## Given request
Read the records below. Copy each line where the string "Дотоодод" occurs.

## Data records
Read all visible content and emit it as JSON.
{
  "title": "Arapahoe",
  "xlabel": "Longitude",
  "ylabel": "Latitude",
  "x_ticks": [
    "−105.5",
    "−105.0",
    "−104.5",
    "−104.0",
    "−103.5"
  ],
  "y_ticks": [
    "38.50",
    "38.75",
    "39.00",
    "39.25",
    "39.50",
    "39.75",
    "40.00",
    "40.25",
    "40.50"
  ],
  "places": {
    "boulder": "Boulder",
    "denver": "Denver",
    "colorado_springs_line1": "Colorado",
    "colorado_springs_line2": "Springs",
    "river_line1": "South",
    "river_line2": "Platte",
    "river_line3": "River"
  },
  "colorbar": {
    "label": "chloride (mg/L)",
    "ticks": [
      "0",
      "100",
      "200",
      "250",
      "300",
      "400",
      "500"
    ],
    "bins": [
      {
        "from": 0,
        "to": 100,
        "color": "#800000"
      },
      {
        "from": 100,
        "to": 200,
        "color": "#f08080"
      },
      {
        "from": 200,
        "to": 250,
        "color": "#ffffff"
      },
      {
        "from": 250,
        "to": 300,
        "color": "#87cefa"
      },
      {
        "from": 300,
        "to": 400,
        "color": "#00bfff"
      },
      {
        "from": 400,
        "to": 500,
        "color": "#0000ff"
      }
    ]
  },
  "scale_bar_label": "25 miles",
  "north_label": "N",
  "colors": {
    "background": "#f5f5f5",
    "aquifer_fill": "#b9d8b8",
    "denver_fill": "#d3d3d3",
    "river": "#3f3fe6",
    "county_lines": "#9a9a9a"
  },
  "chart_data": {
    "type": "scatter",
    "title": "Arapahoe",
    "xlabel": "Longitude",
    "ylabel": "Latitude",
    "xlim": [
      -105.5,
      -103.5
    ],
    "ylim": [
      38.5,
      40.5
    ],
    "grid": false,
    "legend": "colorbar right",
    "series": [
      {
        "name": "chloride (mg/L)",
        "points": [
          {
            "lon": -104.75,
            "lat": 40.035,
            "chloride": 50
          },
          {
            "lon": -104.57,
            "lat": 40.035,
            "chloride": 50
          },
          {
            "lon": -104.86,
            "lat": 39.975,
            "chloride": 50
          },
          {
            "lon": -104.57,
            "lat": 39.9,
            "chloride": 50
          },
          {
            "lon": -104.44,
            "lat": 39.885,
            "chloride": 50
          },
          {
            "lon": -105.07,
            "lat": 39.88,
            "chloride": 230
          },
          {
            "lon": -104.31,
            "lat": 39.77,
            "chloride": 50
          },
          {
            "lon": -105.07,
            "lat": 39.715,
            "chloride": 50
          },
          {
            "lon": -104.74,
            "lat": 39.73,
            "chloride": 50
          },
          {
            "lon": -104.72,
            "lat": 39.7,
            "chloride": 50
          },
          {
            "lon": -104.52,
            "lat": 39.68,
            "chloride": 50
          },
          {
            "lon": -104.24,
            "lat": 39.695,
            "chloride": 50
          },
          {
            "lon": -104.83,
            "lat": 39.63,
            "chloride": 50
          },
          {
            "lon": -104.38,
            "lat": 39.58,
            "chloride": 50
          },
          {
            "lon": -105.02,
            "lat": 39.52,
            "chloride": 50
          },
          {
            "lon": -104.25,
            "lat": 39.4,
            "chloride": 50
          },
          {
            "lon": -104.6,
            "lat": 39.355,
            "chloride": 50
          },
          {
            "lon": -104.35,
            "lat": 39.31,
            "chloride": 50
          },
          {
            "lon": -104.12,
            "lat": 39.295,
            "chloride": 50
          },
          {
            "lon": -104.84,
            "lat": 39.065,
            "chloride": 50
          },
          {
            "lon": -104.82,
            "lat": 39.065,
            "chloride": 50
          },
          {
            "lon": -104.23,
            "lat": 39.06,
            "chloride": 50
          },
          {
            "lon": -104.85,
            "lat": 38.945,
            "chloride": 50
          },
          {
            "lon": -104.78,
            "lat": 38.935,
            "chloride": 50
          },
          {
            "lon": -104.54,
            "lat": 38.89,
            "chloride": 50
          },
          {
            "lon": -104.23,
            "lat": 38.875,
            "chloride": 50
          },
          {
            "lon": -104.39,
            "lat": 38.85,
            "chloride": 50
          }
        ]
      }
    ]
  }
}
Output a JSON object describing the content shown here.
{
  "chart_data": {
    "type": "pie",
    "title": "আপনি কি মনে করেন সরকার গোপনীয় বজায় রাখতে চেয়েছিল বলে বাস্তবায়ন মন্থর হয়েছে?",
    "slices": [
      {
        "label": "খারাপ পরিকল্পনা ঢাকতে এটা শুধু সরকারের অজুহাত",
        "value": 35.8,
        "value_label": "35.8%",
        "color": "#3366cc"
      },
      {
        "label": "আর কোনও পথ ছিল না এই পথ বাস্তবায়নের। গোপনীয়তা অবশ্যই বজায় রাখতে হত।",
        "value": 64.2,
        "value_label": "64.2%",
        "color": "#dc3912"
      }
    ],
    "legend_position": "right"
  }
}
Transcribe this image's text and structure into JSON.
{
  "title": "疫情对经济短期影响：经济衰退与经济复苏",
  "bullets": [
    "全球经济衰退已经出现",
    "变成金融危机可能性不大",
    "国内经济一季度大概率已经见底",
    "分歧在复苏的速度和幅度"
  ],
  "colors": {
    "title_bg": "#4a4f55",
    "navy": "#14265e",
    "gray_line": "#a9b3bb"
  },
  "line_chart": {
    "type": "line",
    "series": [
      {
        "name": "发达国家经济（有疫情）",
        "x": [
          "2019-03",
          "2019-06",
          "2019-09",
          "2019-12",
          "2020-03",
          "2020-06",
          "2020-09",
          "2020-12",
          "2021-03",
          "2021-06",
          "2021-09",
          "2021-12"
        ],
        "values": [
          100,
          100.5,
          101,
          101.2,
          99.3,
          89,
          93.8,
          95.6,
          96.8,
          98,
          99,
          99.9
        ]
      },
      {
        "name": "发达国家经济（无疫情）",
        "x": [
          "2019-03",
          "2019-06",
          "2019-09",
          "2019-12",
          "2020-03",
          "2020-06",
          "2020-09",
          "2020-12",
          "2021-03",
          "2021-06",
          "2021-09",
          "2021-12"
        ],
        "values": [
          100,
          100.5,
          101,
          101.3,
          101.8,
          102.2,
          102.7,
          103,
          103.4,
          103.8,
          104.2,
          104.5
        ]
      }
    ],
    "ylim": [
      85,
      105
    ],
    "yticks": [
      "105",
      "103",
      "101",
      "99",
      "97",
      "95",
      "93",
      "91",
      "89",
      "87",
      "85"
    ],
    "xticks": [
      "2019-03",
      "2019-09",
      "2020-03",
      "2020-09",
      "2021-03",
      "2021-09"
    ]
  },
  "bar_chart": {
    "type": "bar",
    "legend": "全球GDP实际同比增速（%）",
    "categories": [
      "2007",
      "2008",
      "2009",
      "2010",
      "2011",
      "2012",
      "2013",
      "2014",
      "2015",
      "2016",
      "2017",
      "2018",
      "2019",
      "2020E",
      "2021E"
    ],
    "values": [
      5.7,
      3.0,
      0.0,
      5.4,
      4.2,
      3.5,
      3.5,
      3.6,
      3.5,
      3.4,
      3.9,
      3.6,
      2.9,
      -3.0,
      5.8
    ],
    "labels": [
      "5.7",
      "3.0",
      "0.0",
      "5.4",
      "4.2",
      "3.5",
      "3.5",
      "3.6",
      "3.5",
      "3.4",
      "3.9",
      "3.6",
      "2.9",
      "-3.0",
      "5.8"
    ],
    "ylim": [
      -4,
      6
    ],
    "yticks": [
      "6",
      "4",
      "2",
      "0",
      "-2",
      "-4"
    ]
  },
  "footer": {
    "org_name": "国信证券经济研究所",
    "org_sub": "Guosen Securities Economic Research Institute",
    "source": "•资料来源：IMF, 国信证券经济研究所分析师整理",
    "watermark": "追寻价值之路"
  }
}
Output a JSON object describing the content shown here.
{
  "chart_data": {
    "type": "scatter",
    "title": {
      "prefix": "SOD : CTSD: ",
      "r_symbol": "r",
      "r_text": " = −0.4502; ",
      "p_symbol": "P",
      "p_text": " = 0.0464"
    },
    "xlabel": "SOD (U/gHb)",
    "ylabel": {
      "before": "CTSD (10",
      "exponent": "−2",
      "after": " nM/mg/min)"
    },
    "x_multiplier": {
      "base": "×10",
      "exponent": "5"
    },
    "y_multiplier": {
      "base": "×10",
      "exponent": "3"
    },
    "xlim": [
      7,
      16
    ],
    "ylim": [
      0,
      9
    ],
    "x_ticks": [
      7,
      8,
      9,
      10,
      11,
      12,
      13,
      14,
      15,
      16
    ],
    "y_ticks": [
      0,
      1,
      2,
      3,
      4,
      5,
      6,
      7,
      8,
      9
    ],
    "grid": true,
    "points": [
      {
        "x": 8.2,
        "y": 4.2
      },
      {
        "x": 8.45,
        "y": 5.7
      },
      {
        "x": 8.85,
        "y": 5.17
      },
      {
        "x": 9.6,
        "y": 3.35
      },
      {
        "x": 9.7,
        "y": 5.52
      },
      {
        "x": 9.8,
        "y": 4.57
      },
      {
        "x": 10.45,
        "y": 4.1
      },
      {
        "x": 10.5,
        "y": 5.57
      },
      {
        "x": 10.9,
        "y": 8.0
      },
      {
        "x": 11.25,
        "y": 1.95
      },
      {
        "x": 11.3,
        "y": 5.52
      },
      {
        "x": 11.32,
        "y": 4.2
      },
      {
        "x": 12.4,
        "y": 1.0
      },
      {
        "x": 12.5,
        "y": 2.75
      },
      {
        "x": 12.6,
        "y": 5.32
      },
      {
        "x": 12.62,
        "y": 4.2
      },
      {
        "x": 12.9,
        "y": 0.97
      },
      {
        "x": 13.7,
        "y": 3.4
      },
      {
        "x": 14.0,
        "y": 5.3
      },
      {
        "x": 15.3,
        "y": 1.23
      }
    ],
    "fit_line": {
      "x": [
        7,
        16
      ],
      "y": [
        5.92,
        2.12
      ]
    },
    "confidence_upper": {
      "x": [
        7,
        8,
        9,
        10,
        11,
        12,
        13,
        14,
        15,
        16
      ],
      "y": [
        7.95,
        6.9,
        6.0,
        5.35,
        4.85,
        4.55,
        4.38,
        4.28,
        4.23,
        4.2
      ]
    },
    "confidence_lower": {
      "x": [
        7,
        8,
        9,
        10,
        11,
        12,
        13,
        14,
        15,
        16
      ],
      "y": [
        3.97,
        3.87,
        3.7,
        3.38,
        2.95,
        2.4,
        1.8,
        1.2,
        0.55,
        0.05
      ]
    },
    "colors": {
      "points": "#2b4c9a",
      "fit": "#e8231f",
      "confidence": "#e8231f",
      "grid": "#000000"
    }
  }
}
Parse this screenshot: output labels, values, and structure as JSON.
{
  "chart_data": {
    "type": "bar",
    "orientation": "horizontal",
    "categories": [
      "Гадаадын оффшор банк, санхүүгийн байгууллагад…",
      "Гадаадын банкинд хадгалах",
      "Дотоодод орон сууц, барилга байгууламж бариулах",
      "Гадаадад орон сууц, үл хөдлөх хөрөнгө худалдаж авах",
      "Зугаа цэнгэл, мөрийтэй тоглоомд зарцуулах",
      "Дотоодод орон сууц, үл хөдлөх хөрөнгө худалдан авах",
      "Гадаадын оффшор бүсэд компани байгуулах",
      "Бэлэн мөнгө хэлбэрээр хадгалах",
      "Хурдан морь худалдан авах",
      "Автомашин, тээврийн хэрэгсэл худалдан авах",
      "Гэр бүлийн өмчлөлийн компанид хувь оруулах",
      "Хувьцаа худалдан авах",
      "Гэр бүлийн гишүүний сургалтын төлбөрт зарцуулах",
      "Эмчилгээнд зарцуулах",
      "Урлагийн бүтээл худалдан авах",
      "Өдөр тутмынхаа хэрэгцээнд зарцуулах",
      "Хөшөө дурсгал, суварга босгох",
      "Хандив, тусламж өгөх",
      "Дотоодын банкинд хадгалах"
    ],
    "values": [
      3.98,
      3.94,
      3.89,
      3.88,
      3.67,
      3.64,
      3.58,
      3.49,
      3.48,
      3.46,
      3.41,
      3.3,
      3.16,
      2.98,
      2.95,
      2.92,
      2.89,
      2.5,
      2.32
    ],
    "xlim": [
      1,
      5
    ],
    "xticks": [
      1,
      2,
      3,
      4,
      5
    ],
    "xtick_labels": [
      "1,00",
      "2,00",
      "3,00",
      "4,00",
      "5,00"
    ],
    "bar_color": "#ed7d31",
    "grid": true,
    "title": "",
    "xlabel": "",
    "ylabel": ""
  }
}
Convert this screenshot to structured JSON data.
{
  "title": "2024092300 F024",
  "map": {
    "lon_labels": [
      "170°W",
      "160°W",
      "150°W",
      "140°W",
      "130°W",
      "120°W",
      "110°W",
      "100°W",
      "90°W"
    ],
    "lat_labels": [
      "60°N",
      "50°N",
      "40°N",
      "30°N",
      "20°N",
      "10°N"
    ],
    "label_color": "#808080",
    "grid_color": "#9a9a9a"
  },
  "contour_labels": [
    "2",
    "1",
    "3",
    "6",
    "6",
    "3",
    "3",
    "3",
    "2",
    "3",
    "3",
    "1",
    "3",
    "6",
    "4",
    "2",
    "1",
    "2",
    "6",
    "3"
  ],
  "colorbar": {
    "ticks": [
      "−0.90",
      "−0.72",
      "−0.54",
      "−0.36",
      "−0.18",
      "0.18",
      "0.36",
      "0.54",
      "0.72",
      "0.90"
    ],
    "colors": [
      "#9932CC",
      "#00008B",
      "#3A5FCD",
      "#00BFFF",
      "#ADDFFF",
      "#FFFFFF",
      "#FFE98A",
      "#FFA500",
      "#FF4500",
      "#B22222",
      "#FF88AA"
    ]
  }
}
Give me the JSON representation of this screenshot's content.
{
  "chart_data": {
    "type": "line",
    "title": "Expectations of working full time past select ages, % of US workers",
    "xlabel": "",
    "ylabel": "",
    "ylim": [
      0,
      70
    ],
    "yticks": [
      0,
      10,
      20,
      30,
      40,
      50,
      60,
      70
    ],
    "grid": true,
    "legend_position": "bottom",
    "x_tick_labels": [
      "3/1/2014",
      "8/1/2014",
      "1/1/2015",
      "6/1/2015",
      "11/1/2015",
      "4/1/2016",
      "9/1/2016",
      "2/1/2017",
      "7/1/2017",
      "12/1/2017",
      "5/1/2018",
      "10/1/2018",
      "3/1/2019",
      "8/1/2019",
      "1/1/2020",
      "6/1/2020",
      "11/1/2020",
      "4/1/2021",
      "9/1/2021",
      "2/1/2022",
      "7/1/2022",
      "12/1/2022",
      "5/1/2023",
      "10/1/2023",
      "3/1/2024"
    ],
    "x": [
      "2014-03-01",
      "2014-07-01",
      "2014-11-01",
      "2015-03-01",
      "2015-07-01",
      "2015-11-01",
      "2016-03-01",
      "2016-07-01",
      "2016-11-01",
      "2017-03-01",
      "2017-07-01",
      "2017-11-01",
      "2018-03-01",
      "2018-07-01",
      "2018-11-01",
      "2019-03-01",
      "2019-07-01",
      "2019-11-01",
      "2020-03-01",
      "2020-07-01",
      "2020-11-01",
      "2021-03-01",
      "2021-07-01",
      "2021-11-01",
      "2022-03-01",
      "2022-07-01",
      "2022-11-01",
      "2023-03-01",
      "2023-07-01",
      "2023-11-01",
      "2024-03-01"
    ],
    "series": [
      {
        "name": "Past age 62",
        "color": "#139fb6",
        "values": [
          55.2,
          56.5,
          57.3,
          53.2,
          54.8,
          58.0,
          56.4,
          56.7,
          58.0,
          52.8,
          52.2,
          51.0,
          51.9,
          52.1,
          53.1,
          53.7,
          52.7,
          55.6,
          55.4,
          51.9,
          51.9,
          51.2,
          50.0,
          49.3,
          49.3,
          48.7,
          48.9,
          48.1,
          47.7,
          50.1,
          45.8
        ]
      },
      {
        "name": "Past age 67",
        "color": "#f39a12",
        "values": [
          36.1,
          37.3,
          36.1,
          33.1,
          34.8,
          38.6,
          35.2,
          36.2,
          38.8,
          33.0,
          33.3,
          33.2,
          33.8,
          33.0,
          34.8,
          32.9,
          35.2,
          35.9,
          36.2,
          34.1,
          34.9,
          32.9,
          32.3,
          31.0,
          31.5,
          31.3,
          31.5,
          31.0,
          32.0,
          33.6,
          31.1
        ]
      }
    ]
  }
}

## The result
      "Дотоодод орон сууц, барилга байгууламж бариулах",
      "Дотоодод орон сууц, үл хөдлөх хөрөнгө худалдан авах",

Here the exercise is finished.